Given problem
Return a copy of each line that holds the string "Fusion".

Excerpted records
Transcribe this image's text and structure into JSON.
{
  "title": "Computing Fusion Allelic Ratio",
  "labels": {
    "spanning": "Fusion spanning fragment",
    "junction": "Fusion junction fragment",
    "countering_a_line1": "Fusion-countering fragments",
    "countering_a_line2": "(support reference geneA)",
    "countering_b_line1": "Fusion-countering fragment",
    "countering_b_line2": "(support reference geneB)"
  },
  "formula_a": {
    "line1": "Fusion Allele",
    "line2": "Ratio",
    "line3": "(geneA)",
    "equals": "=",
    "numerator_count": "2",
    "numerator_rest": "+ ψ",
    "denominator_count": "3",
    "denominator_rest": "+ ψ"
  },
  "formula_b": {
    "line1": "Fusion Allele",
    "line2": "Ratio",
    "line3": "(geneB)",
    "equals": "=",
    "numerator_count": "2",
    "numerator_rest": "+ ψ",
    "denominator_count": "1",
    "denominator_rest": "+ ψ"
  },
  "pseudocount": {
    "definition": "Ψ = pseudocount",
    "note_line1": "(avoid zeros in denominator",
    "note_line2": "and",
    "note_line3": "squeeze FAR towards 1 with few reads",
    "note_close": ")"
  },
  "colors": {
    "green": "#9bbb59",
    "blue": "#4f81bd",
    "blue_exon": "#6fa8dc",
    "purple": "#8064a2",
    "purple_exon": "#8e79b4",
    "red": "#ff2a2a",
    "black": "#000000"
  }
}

Solved exercise
  "title": "Computing Fusion Allelic Ratio",
    "spanning": "Fusion spanning fragment",
    "junction": "Fusion junction fragment",
    "countering_a_line1": "Fusion-countering fragments",
    "countering_b_line1": "Fusion-countering fragment",
    "line1": "Fusion Allele",
    "line1": "Fusion Allele",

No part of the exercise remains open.